### WORK REQUIRED:
Repeat each of the following records line for line, with nothing changed.

### Stored data entries:

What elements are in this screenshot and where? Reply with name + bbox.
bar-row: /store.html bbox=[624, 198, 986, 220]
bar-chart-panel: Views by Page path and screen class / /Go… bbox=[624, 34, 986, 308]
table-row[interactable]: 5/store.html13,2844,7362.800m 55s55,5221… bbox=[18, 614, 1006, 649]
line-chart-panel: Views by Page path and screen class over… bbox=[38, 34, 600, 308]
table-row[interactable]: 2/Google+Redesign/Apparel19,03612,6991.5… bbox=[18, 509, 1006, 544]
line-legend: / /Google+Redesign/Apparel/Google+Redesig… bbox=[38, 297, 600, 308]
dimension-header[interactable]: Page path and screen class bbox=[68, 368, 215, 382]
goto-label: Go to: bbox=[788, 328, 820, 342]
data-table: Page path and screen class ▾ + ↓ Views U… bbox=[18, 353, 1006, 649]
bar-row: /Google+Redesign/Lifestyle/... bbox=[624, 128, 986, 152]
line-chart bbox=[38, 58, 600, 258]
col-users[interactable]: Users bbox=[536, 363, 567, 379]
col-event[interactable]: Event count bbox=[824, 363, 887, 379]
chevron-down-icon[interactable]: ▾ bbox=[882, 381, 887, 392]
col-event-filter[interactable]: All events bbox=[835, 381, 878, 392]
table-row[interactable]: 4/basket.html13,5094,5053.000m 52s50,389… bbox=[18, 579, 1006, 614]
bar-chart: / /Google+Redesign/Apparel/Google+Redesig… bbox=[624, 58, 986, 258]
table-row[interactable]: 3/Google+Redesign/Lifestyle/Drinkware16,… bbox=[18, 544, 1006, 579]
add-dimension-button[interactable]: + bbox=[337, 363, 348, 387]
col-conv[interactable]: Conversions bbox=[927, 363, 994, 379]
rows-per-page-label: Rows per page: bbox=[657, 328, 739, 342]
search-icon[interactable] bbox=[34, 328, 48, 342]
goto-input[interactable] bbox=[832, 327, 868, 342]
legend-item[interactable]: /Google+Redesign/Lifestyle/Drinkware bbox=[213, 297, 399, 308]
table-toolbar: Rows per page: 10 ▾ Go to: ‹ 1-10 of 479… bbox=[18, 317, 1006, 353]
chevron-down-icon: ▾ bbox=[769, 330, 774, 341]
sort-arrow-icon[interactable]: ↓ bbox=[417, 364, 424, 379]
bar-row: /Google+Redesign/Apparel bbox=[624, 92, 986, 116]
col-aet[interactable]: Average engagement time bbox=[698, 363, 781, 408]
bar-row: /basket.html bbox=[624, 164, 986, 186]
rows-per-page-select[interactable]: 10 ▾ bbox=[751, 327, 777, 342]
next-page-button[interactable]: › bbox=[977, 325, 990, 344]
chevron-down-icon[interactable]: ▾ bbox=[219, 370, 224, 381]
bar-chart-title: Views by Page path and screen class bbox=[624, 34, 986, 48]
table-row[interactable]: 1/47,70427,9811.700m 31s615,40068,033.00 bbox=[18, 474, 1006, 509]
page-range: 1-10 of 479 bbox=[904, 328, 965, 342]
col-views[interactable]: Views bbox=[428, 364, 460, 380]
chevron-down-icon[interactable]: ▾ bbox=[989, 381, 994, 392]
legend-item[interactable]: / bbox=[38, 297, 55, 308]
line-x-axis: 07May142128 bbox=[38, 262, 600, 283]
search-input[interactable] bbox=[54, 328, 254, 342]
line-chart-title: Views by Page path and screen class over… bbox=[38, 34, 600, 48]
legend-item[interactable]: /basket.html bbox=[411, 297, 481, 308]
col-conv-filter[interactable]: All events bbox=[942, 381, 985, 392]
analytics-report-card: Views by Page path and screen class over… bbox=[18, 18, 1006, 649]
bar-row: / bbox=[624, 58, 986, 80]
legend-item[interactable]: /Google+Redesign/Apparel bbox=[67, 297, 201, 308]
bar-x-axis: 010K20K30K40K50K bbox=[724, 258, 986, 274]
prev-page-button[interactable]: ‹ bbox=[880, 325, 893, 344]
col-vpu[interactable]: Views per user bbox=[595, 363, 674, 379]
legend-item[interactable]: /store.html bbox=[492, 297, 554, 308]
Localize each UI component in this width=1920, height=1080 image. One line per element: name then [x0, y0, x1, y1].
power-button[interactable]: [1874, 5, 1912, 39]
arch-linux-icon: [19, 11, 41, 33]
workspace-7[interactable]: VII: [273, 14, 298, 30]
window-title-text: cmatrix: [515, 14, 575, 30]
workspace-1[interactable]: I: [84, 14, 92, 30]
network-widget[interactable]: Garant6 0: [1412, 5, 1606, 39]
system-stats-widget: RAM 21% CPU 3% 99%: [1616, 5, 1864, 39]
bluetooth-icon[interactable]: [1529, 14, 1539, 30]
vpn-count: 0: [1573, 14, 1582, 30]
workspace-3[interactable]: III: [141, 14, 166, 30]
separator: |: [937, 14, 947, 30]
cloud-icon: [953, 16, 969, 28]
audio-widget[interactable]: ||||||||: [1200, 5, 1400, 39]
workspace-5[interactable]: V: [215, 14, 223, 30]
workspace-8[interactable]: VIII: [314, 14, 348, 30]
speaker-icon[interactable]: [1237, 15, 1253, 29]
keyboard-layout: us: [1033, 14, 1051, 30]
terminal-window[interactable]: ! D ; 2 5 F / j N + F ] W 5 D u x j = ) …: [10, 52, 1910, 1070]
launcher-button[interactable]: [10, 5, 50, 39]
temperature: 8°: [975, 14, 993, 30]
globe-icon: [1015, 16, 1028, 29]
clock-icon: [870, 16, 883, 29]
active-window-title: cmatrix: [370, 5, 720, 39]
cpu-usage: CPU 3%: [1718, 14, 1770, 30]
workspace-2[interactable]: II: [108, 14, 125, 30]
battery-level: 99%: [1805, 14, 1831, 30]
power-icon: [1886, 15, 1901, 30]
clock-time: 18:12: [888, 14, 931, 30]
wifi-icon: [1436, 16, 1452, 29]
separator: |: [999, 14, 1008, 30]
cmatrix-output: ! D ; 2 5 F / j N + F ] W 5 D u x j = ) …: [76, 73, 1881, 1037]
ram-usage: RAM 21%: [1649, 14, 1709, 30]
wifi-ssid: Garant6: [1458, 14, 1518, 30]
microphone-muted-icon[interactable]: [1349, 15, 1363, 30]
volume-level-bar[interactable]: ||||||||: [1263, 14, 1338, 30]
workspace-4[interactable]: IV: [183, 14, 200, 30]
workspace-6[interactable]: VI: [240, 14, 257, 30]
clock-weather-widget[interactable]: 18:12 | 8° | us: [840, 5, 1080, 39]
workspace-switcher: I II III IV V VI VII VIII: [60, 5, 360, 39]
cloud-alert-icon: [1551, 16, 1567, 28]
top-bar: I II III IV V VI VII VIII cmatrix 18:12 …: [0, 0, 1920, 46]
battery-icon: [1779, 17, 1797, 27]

### ANSWER FOR THE TASK:
What elements are in this screenshot and where? Reply with name + bbox.
bar-row: /store.html bbox=[624, 198, 986, 220]
bar-chart-panel: Views by Page path and screen class / /Go… bbox=[624, 34, 986, 308]
table-row[interactable]: 5/store.html13,2844,7362.800m 55s55,5221… bbox=[18, 614, 1006, 649]
line-chart-panel: Views by Page path and screen class over… bbox=[38, 34, 600, 308]
table-row[interactable]: 2/Google+Redesign/Apparel19,03612,6991.5… bbox=[18, 509, 1006, 544]
line-legend: / /Google+Redesign/Apparel/Google+Redesig… bbox=[38, 297, 600, 308]
dimension-header[interactable]: Page path and screen class bbox=[68, 368, 215, 382]
goto-label: Go to: bbox=[788, 328, 820, 342]
data-table: Page path and screen class ▾ + ↓ Views U… bbox=[18, 353, 1006, 649]
bar-row: /Google+Redesign/Lifestyle/... bbox=[624, 128, 986, 152]
line-chart bbox=[38, 58, 600, 258]
col-users[interactable]: Users bbox=[536, 363, 567, 379]
col-event[interactable]: Event count bbox=[824, 363, 887, 379]
chevron-down-icon[interactable]: ▾ bbox=[882, 381, 887, 392]
col-event-filter[interactable]: All events bbox=[835, 381, 878, 392]
table-row[interactable]: 4/basket.html13,5094,5053.000m 52s50,389… bbox=[18, 579, 1006, 614]
bar-chart: / /Google+Redesign/Apparel/Google+Redesig… bbox=[624, 58, 986, 258]
table-row[interactable]: 3/Google+Redesign/Lifestyle/Drinkware16,… bbox=[18, 544, 1006, 579]
add-dimension-button[interactable]: + bbox=[337, 363, 348, 387]
col-conv[interactable]: Conversions bbox=[927, 363, 994, 379]
rows-per-page-label: Rows per page: bbox=[657, 328, 739, 342]
search-icon[interactable] bbox=[34, 328, 48, 342]
goto-input[interactable] bbox=[832, 327, 868, 342]
legend-item[interactable]: /Google+Redesign/Lifestyle/Drinkware bbox=[213, 297, 399, 308]
table-toolbar: Rows per page: 10 ▾ Go to: ‹ 1-10 of 479… bbox=[18, 317, 1006, 353]
chevron-down-icon: ▾ bbox=[769, 330, 774, 341]
sort-arrow-icon[interactable]: ↓ bbox=[417, 364, 424, 379]
bar-row: /Google+Redesign/Apparel bbox=[624, 92, 986, 116]
col-aet[interactable]: Average engagement time bbox=[698, 363, 781, 408]
bar-row: /basket.html bbox=[624, 164, 986, 186]
rows-per-page-select[interactable]: 10 ▾ bbox=[751, 327, 777, 342]
next-page-button[interactable]: › bbox=[977, 325, 990, 344]
chevron-down-icon[interactable]: ▾ bbox=[219, 370, 224, 381]
bar-chart-title: Views by Page path and screen class bbox=[624, 34, 986, 48]
table-row[interactable]: 1/47,70427,9811.700m 31s615,40068,033.00 bbox=[18, 474, 1006, 509]
page-range: 1-10 of 479 bbox=[904, 328, 965, 342]
col-views[interactable]: Views bbox=[428, 364, 460, 380]
chevron-down-icon[interactable]: ▾ bbox=[989, 381, 994, 392]
legend-item[interactable]: / bbox=[38, 297, 55, 308]
line-x-axis: 07May142128 bbox=[38, 262, 600, 283]
search-input[interactable] bbox=[54, 328, 254, 342]
line-chart-title: Views by Page path and screen class over… bbox=[38, 34, 600, 48]
legend-item[interactable]: /basket.html bbox=[411, 297, 481, 308]
col-conv-filter[interactable]: All events bbox=[942, 381, 985, 392]
analytics-report-card: Views by Page path and screen class over… bbox=[18, 18, 1006, 649]
bar-row: / bbox=[624, 58, 986, 80]
legend-item[interactable]: /Google+Redesign/Apparel bbox=[67, 297, 201, 308]
bar-x-axis: 010K20K30K40K50K bbox=[724, 258, 986, 274]
prev-page-button[interactable]: ‹ bbox=[880, 325, 893, 344]
col-vpu[interactable]: Views per user bbox=[595, 363, 674, 379]
legend-item[interactable]: /store.html bbox=[492, 297, 554, 308]
Localize each UI component in this width=1920, height=1080 image. One line per element: name then [x0, y0, x1, y1].
power-button[interactable]: [1874, 5, 1912, 39]
arch-linux-icon: [19, 11, 41, 33]
workspace-7[interactable]: VII: [273, 14, 298, 30]
window-title-text: cmatrix: [515, 14, 575, 30]
workspace-1[interactable]: I: [84, 14, 92, 30]
network-widget[interactable]: Garant6 0: [1412, 5, 1606, 39]
system-stats-widget: RAM 21% CPU 3% 99%: [1616, 5, 1864, 39]
bluetooth-icon[interactable]: [1529, 14, 1539, 30]
vpn-count: 0: [1573, 14, 1582, 30]
workspace-3[interactable]: III: [141, 14, 166, 30]
separator: |: [937, 14, 947, 30]
cloud-icon: [953, 16, 969, 28]
audio-widget[interactable]: ||||||||: [1200, 5, 1400, 39]
workspace-5[interactable]: V: [215, 14, 223, 30]
workspace-8[interactable]: VIII: [314, 14, 348, 30]
speaker-icon[interactable]: [1237, 15, 1253, 29]
keyboard-layout: us: [1033, 14, 1051, 30]
terminal-window[interactable]: ! D ; 2 5 F / j N + F ] W 5 D u x j = ) …: [10, 52, 1910, 1070]
launcher-button[interactable]: [10, 5, 50, 39]
temperature: 8°: [975, 14, 993, 30]
globe-icon: [1015, 16, 1028, 29]
clock-icon: [870, 16, 883, 29]
active-window-title: cmatrix: [370, 5, 720, 39]
cpu-usage: CPU 3%: [1718, 14, 1770, 30]
workspace-2[interactable]: II: [108, 14, 125, 30]
battery-level: 99%: [1805, 14, 1831, 30]
power-icon: [1886, 15, 1901, 30]
clock-time: 18:12: [888, 14, 931, 30]
wifi-icon: [1436, 16, 1452, 29]
separator: |: [999, 14, 1008, 30]
cmatrix-output: ! D ; 2 5 F / j N + F ] W 5 D u x j = ) …: [76, 73, 1881, 1037]
ram-usage: RAM 21%: [1649, 14, 1709, 30]
wifi-ssid: Garant6: [1458, 14, 1518, 30]
microphone-muted-icon[interactable]: [1349, 15, 1363, 30]
volume-level-bar[interactable]: ||||||||: [1263, 14, 1338, 30]
workspace-4[interactable]: IV: [183, 14, 200, 30]
workspace-6[interactable]: VI: [240, 14, 257, 30]
clock-weather-widget[interactable]: 18:12 | 8° | us: [840, 5, 1080, 39]
workspace-switcher: I II III IV V VI VII VIII: [60, 5, 360, 39]
cloud-alert-icon: [1551, 16, 1567, 28]
top-bar: I II III IV V VI VII VIII cmatrix 18:12 …: [0, 0, 1920, 46]
battery-icon: [1779, 17, 1797, 27]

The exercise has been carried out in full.